**STATED EXERCISE**:
Render the items, beginning with the line that contains "Detect and localize" and running through the line that contains "time-tick-label: Sep xyxy=(453,543,465,550)", as a Markdown table with the columns Index and Text. Put the row number under Index, put each line under Text, and omit blank lines.

**DATASET RECORDS**:

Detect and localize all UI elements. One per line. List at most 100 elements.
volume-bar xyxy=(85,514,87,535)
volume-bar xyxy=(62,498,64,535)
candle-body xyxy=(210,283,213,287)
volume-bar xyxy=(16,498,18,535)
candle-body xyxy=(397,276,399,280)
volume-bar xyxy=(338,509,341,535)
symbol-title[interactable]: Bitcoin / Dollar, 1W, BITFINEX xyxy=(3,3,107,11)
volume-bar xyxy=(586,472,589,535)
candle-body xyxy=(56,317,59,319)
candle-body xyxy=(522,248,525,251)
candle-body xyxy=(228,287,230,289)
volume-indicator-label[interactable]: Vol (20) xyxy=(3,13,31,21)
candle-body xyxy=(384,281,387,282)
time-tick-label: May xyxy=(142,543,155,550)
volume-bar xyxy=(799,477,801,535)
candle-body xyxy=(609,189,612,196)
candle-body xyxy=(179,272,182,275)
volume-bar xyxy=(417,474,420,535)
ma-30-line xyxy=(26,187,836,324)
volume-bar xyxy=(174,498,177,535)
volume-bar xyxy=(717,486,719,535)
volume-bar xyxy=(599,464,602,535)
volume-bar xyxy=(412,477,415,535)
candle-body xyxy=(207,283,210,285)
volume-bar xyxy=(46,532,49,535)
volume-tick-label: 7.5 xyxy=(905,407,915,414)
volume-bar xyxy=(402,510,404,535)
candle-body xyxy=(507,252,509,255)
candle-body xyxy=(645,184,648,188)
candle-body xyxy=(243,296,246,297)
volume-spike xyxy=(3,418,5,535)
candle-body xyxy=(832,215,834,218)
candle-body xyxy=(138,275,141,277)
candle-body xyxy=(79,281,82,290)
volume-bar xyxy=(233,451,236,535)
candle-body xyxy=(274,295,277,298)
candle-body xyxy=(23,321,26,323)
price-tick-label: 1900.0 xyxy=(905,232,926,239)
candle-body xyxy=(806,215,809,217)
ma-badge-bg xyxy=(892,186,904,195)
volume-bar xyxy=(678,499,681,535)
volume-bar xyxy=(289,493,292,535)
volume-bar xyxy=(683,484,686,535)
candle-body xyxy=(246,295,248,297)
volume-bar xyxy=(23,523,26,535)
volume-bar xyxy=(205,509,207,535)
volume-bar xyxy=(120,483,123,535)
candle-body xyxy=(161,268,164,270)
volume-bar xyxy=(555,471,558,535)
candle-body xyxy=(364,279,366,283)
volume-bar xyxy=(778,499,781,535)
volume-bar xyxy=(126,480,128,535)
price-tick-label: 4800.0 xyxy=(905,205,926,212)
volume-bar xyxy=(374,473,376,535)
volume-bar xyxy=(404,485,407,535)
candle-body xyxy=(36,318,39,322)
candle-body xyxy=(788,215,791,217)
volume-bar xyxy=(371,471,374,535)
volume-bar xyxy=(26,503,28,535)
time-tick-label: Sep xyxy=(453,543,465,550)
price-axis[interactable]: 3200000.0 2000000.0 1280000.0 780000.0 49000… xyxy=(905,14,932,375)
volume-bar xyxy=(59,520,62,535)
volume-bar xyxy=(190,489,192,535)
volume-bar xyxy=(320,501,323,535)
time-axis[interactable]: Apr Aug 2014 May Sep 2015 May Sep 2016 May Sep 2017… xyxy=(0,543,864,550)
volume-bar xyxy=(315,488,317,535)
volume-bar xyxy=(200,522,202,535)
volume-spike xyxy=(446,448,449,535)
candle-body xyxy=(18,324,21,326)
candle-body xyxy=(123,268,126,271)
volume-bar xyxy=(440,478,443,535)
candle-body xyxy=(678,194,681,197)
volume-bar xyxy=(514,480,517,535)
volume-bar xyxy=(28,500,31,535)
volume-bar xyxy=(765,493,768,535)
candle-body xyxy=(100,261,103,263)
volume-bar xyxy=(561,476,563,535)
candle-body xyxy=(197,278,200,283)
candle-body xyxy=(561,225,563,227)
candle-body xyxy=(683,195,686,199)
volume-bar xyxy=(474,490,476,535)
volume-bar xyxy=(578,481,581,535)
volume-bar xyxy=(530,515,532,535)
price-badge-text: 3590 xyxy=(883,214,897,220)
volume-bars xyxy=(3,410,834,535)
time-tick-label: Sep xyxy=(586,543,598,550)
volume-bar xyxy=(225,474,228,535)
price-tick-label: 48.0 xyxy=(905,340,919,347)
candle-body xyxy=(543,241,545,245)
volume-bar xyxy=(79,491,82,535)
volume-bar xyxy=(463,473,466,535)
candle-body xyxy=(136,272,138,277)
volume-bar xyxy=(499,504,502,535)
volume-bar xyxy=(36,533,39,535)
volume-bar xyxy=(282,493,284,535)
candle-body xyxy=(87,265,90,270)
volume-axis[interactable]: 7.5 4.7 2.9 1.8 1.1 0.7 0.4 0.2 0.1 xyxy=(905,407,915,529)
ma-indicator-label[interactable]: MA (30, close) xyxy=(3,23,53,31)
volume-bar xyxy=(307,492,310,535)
--
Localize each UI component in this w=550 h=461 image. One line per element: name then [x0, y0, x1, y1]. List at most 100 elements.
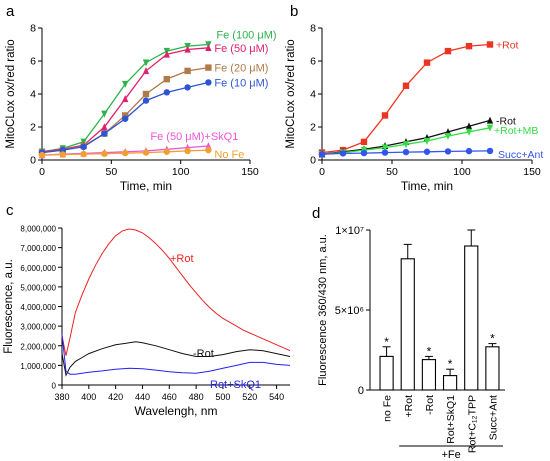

**SOLUTION TO THIS TASK**:
| Index | Text |
|---|---|
| 1 | Detect and localize all UI elements. One per line. List at most 100 elements. |
| 2 | volume-bar xyxy=(85,514,87,535) |
| 3 | volume-bar xyxy=(62,498,64,535) |
| 4 | candle-body xyxy=(210,283,213,287) |
| 5 | volume-bar xyxy=(16,498,18,535) |
| 6 | candle-body xyxy=(397,276,399,280) |
| 7 | volume-bar xyxy=(338,509,341,535) |
| 8 | symbol-title[interactable]: Bitcoin / Dollar, 1W, BITFINEX xyxy=(3,3,107,11) |
| 9 | volume-bar xyxy=(586,472,589,535) |
| 10 | candle-body xyxy=(56,317,59,319) |
| 11 | candle-body xyxy=(522,248,525,251) |
| 12 | candle-body xyxy=(228,287,230,289) |
| 13 | volume-indicator-label[interactable]: Vol (20) xyxy=(3,13,31,21) |
| 14 | candle-body xyxy=(384,281,387,282) |
| 15 | time-tick-label: May xyxy=(142,543,155,550) |
| 16 | volume-bar xyxy=(799,477,801,535) |
| 17 | candle-body xyxy=(609,189,612,196) |
| 18 | candle-body xyxy=(179,272,182,275) |
| 19 | volume-bar xyxy=(417,474,420,535) |
| 20 | ma-30-line xyxy=(26,187,836,324) |
| 21 | volume-bar xyxy=(174,498,177,535) |
| 22 | volume-bar xyxy=(717,486,719,535) |
| 23 | volume-bar xyxy=(599,464,602,535) |
| 24 | volume-bar xyxy=(412,477,415,535) |
| 25 | candle-body xyxy=(207,283,210,285) |
| 26 | volume-bar xyxy=(46,532,49,535) |
| 27 | volume-tick-label: 7.5 xyxy=(905,407,915,414) |
| 28 | volume-bar xyxy=(402,510,404,535) |
| 29 | candle-body xyxy=(507,252,509,255) |
| 30 | candle-body xyxy=(645,184,648,188) |
| 31 | candle-body xyxy=(243,296,246,297) |
| 32 | volume-spike xyxy=(3,418,5,535) |
| 33 | candle-body xyxy=(832,215,834,218) |
| 34 | candle-body xyxy=(138,275,141,277) |
| 35 | candle-body xyxy=(79,281,82,290) |
| 36 | volume-bar xyxy=(233,451,236,535) |
| 37 | candle-body xyxy=(274,295,277,298) |
| 38 | candle-body xyxy=(23,321,26,323) |
| 39 | price-tick-label: 1900.0 xyxy=(905,232,926,239) |
| 40 | candle-body xyxy=(806,215,809,217) |
| 41 | ma-badge-bg xyxy=(892,186,904,195) |
| 42 | volume-bar xyxy=(678,499,681,535) |
| 43 | volume-bar xyxy=(289,493,292,535) |
| 44 | volume-bar xyxy=(683,484,686,535) |
| 45 | candle-body xyxy=(246,295,248,297) |
| 46 | volume-bar xyxy=(23,523,26,535) |
| 47 | volume-bar xyxy=(205,509,207,535) |
| 48 | volume-bar xyxy=(120,483,123,535) |
| 49 | candle-body xyxy=(161,268,164,270) |
| 50 | volume-bar xyxy=(555,471,558,535) |
| 51 | candle-body xyxy=(364,279,366,283) |
| 52 | volume-bar xyxy=(778,499,781,535) |
| 53 | volume-bar xyxy=(126,480,128,535) |
| 54 | price-tick-label: 4800.0 xyxy=(905,205,926,212) |
| 55 | volume-bar xyxy=(374,473,376,535) |
| 56 | volume-bar xyxy=(404,485,407,535) |
| 57 | candle-body xyxy=(36,318,39,322) |
| 58 | candle-body xyxy=(788,215,791,217) |
| 59 | volume-bar xyxy=(371,471,374,535) |
| 60 | volume-bar xyxy=(26,503,28,535) |
| 61 | time-tick-label: Sep xyxy=(453,543,465,550) |